■ Problem to solve
Copy out the records below, word for word, for the stretch from the line containing "bg-digit: 3 [320,448,346,489]" through the line containing "bg-digit: 0 [1112,537,1161,619]", including both of those lines.

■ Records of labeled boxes

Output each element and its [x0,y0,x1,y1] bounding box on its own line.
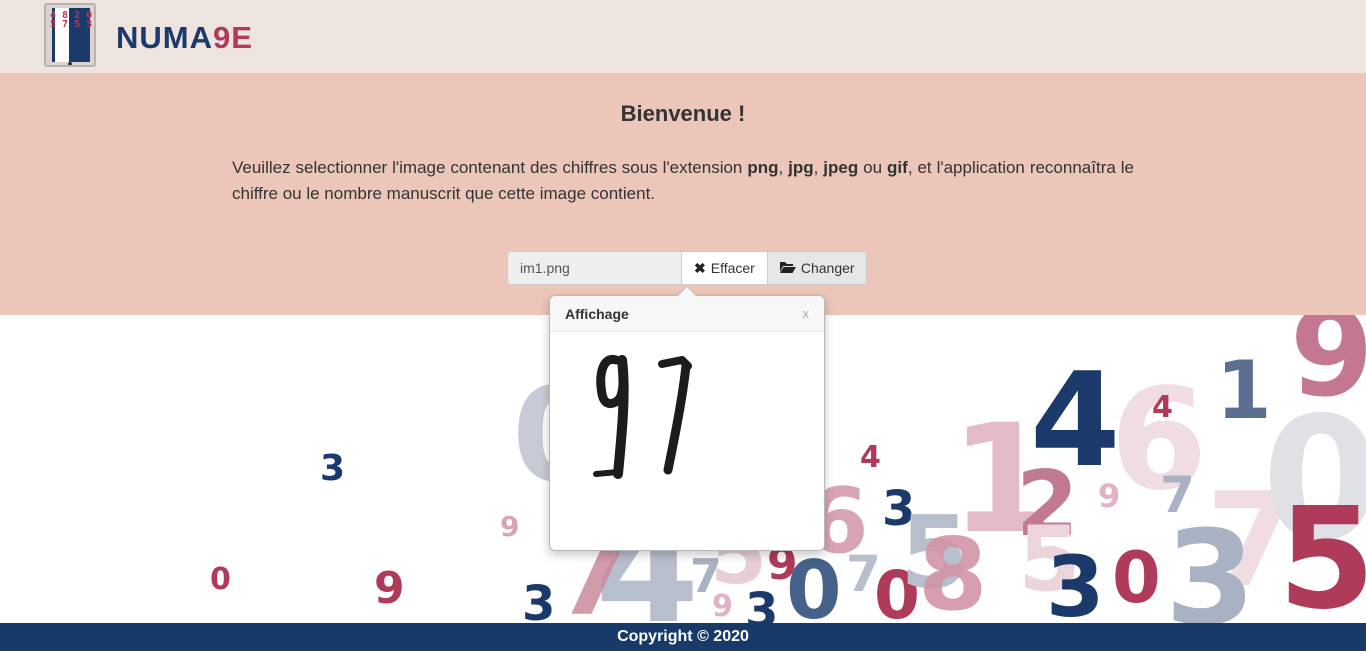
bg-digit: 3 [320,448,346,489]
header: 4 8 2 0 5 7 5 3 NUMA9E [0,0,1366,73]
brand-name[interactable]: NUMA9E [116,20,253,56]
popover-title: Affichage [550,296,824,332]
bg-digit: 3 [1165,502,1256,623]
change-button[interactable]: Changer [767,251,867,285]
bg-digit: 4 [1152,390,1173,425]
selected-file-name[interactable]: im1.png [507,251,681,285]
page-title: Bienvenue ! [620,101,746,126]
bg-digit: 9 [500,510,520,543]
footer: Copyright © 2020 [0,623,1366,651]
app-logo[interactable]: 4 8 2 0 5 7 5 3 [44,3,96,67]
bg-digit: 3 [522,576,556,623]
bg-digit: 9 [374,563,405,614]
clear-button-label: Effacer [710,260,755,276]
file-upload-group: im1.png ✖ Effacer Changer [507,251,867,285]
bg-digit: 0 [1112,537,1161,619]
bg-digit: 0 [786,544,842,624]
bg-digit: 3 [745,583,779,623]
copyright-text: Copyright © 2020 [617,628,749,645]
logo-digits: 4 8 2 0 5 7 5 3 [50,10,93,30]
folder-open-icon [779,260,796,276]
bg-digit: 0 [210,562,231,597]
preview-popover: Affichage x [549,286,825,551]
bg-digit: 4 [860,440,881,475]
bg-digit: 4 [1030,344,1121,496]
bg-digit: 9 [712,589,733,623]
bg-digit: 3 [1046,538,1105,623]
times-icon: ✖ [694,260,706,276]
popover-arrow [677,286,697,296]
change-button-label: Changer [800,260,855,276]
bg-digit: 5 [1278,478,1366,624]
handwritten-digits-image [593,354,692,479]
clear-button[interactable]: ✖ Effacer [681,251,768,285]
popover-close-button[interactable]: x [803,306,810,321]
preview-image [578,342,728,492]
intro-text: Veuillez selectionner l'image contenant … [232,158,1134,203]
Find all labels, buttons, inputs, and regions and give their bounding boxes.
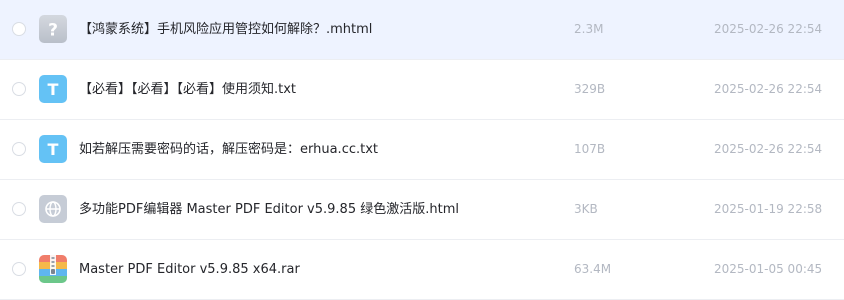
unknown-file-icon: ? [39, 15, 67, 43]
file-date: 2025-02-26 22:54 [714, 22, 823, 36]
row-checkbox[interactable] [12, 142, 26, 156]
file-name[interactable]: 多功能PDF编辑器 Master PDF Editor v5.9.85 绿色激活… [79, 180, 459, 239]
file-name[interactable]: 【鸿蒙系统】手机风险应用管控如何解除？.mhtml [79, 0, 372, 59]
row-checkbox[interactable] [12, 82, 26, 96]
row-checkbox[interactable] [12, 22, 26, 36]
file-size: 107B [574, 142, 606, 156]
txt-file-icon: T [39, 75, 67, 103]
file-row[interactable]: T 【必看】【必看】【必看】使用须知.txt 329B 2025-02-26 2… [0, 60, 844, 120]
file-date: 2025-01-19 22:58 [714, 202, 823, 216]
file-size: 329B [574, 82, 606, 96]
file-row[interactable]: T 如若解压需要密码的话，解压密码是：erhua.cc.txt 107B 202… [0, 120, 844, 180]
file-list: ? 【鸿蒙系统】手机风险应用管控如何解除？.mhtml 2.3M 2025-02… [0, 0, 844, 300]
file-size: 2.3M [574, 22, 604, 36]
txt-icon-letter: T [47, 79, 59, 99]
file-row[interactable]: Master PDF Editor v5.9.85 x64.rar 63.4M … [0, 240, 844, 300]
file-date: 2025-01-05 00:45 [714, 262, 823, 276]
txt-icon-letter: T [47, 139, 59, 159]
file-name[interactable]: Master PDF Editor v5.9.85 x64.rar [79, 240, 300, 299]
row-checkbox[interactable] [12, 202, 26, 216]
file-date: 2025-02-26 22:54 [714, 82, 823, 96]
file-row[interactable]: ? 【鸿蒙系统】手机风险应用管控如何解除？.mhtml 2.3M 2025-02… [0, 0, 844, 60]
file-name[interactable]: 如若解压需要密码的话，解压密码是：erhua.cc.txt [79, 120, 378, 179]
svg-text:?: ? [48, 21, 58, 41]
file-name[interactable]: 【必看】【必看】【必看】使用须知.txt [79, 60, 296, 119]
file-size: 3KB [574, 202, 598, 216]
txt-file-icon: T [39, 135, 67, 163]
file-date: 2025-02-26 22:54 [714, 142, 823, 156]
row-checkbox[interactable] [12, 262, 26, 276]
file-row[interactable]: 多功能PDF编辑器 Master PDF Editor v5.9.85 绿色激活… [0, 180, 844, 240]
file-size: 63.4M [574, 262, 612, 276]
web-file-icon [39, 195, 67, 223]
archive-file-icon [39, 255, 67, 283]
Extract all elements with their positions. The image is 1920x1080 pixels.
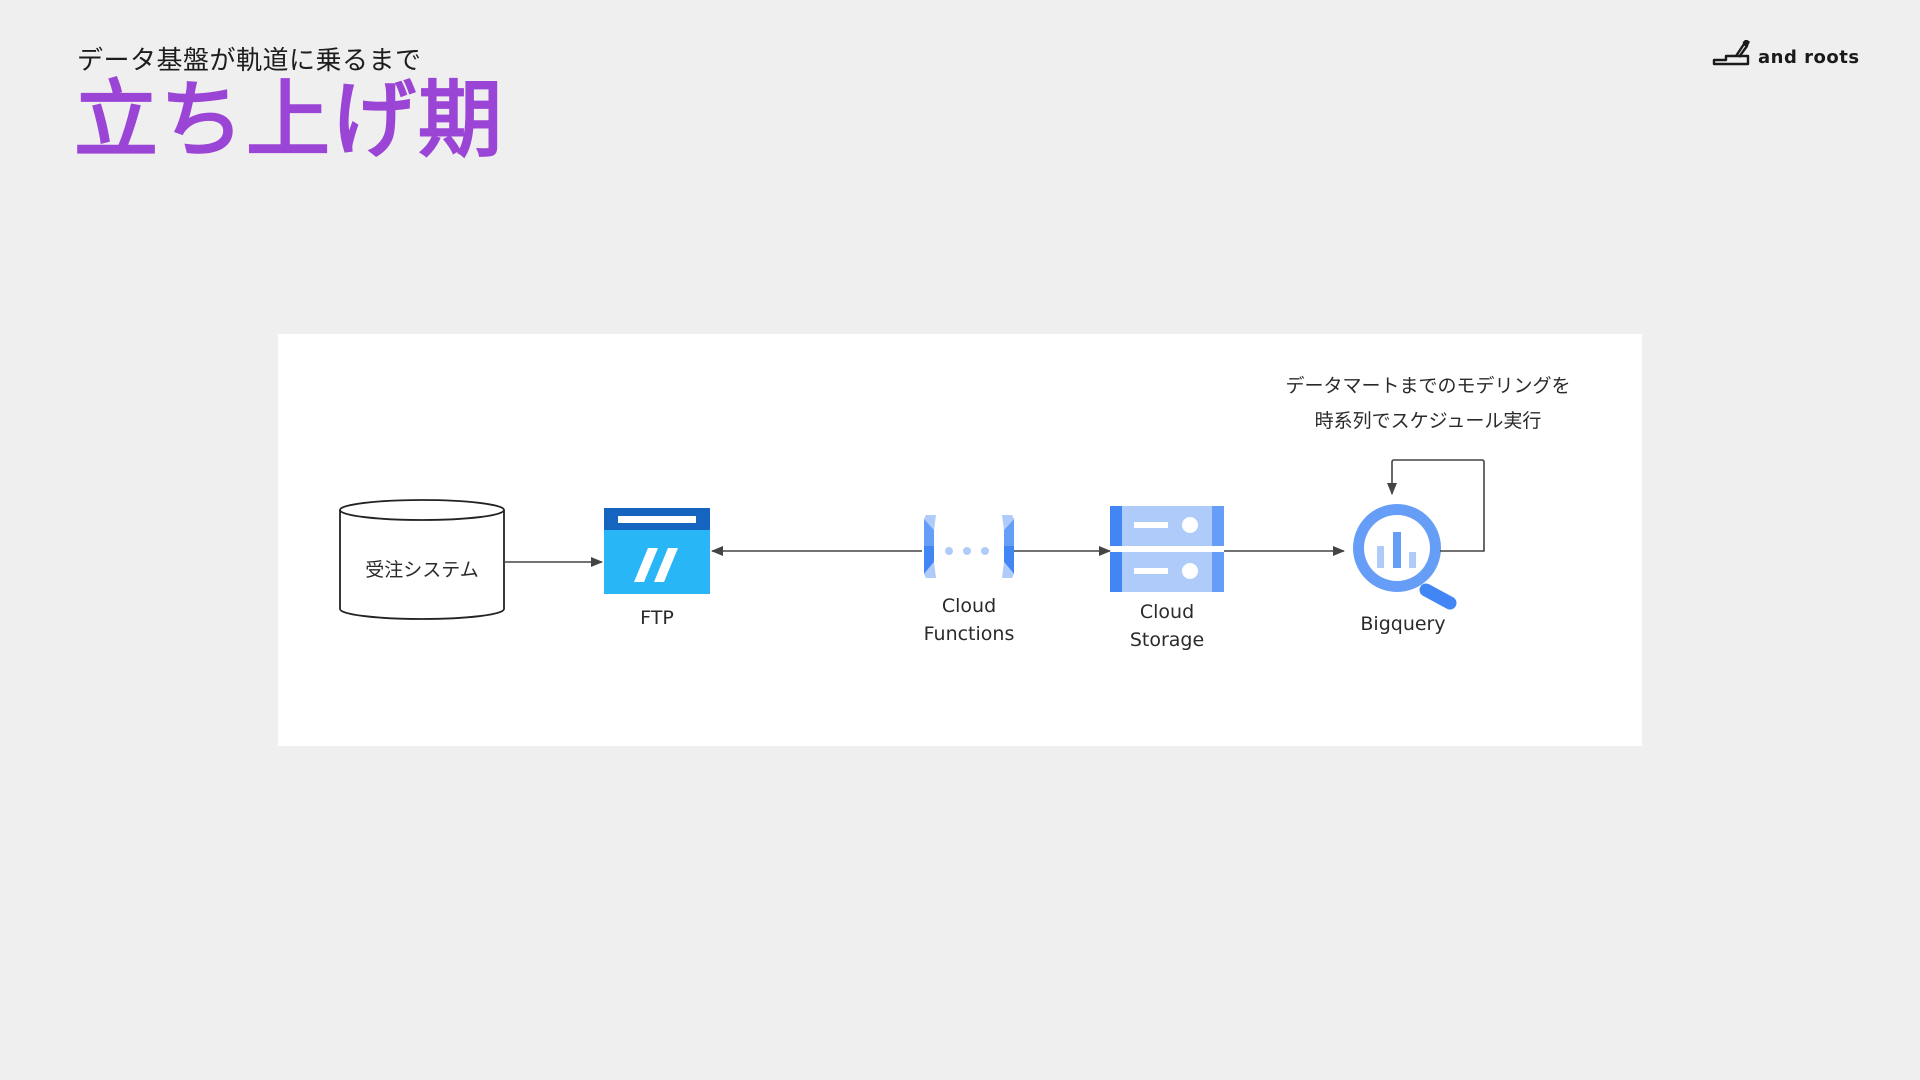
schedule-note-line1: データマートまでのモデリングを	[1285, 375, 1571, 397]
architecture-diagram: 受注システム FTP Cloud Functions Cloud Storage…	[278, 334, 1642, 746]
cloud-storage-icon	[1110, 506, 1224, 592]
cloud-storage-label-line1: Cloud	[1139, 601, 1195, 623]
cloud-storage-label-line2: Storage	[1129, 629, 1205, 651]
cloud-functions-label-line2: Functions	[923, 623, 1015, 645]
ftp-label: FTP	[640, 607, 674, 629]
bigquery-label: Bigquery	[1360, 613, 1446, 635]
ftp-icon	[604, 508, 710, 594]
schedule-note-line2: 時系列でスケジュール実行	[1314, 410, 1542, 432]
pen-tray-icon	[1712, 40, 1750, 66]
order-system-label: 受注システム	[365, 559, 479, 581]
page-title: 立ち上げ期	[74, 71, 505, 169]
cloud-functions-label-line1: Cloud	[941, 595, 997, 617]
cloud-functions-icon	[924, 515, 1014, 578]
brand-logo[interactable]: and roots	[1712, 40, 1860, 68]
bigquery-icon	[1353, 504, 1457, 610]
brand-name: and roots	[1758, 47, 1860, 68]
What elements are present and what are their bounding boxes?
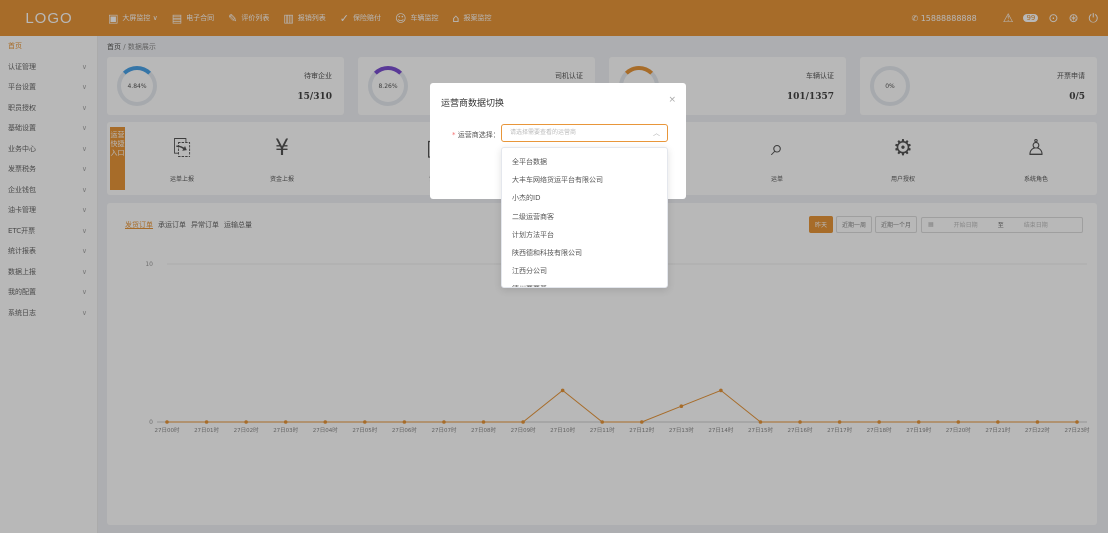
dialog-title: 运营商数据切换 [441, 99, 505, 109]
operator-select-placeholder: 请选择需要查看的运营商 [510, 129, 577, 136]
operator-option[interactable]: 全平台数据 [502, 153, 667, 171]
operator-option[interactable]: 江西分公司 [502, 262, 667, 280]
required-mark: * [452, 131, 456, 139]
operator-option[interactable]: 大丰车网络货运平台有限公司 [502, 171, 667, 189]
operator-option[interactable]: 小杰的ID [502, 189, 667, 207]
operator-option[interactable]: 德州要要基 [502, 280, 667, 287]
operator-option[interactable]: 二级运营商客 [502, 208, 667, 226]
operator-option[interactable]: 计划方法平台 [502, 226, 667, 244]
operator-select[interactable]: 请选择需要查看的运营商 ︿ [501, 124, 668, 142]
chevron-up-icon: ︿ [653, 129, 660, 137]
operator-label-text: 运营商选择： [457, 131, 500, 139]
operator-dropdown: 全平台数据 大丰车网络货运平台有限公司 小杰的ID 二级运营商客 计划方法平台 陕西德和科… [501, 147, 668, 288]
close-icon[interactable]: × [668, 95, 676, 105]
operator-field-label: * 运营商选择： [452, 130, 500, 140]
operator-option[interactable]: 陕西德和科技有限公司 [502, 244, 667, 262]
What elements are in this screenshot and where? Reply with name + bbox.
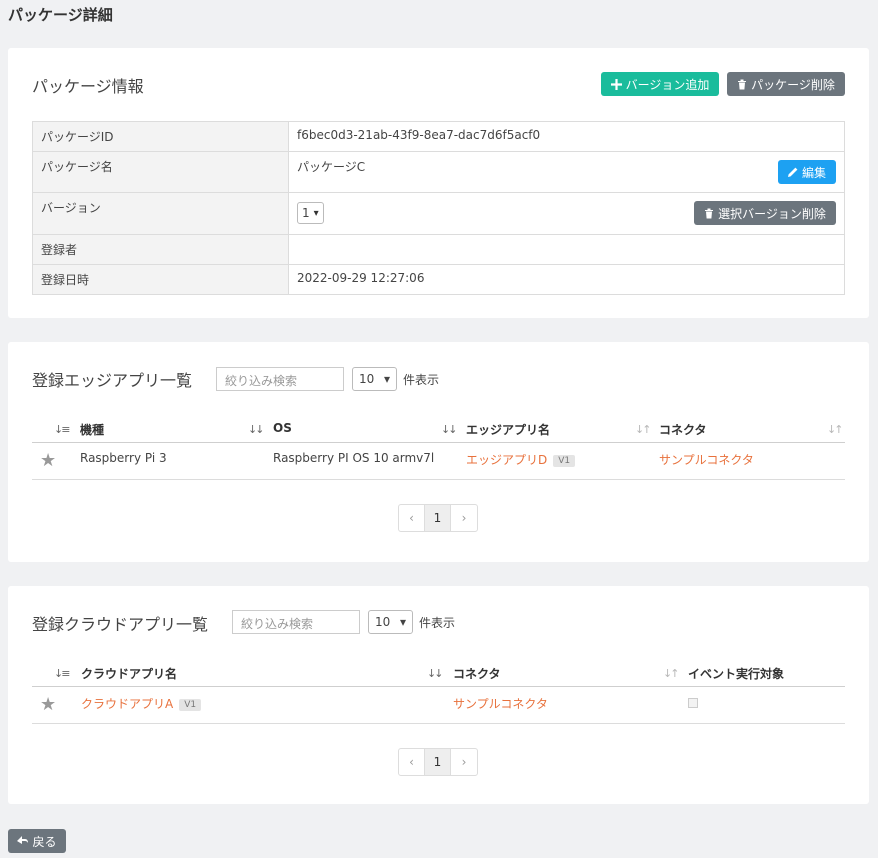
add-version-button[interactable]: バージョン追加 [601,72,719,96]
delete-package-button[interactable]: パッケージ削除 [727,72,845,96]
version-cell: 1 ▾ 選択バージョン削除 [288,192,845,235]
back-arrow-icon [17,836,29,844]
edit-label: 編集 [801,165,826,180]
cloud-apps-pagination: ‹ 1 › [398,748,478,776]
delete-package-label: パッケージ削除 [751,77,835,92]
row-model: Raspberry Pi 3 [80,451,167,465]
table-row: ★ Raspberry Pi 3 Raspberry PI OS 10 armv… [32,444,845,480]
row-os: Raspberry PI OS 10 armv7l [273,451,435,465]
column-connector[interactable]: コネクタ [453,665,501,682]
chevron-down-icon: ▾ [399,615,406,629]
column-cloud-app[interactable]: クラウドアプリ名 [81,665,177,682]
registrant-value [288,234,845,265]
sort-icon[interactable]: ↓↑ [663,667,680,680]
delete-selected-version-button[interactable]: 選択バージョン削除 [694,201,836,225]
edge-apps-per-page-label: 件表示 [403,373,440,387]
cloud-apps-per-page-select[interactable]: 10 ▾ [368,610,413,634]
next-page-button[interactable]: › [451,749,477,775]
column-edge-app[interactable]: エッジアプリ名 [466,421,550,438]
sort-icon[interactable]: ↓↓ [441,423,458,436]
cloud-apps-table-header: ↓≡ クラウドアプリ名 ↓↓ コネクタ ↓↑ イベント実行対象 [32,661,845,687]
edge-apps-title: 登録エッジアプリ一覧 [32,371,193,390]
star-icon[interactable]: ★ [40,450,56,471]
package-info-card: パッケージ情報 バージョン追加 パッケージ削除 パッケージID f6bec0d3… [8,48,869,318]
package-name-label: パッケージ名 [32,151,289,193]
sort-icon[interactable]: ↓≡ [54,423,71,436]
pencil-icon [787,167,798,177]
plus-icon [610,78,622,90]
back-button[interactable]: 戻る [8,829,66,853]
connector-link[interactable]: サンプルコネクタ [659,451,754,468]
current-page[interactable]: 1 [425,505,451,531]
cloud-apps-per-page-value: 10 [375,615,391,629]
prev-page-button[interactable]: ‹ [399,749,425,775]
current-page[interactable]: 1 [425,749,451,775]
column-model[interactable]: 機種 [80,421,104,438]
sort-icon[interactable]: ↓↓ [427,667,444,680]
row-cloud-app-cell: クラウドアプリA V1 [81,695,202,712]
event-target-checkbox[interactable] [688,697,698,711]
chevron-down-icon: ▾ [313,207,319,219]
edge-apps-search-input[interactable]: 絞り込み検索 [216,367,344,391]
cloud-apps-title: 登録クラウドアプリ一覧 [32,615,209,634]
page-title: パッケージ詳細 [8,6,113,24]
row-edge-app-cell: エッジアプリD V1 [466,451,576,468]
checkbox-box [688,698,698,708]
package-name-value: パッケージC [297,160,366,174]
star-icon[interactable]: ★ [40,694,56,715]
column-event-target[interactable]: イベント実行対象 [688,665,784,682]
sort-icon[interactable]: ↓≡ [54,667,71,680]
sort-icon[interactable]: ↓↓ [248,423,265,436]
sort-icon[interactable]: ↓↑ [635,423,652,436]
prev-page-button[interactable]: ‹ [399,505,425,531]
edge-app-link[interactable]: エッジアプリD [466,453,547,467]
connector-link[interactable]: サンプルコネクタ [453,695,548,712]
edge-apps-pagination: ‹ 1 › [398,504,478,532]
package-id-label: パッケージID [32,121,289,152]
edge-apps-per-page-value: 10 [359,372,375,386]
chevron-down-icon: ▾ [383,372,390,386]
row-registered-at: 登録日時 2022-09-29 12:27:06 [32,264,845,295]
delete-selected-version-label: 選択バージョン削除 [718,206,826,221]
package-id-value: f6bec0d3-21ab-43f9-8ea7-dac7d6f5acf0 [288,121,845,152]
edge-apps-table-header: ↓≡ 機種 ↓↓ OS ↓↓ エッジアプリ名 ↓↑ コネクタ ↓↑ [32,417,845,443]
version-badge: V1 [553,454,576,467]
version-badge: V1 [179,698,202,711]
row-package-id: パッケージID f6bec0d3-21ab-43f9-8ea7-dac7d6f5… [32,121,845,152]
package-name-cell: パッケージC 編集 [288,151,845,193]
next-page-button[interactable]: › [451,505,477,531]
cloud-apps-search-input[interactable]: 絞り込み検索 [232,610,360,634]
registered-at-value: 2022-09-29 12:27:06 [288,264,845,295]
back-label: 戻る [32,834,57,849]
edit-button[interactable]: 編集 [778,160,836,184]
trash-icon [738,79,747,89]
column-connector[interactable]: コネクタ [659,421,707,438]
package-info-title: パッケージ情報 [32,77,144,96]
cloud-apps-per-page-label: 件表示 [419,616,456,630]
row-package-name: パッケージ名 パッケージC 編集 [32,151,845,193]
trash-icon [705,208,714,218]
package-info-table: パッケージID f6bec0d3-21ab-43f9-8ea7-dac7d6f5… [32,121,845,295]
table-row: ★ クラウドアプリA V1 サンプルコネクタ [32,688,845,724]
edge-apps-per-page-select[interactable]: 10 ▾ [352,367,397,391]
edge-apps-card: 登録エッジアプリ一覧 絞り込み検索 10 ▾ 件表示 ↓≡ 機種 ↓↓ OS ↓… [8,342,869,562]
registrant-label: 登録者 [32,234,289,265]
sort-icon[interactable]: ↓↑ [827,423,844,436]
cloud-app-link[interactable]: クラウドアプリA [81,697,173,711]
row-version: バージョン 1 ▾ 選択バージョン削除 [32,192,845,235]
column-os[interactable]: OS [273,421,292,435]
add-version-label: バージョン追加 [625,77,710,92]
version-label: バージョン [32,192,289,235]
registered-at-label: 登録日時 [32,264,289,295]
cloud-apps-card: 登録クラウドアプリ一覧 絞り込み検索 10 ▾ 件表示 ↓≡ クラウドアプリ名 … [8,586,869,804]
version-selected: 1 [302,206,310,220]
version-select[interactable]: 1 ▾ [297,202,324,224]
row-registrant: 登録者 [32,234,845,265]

■ Final answer
bg-digit: 3 [320,448,346,489]
header: 4 8 2 0 5 7 5 3 NUMA9E [0,0,1366,73]
brand-name[interactable]: NUMA9E [116,20,253,56]
popover-title: Affichage [550,296,824,332]
bg-digit: 3 [1165,502,1256,623]
change-button[interactable]: Changer [767,251,867,285]
bg-digit: 4 [1152,390,1173,425]
selected-file-name[interactable]: im1.png [507,251,681,285]
page-title: Bienvenue ! [620,101,746,126]
bg-digit: 9 [500,510,520,543]
footer: Copyright © 2020 [0,623,1366,651]
app-logo[interactable]: 4 8 2 0 5 7 5 3 [44,3,96,67]
bg-digit: 3 [522,576,556,623]
bg-digit: 9 [374,563,405,614]
clear-button-label: Effacer [710,260,755,276]
file-upload-group: im1.png ✖ Effacer Changer [507,251,867,285]
bg-digit: 0 [1112,537,1161,619]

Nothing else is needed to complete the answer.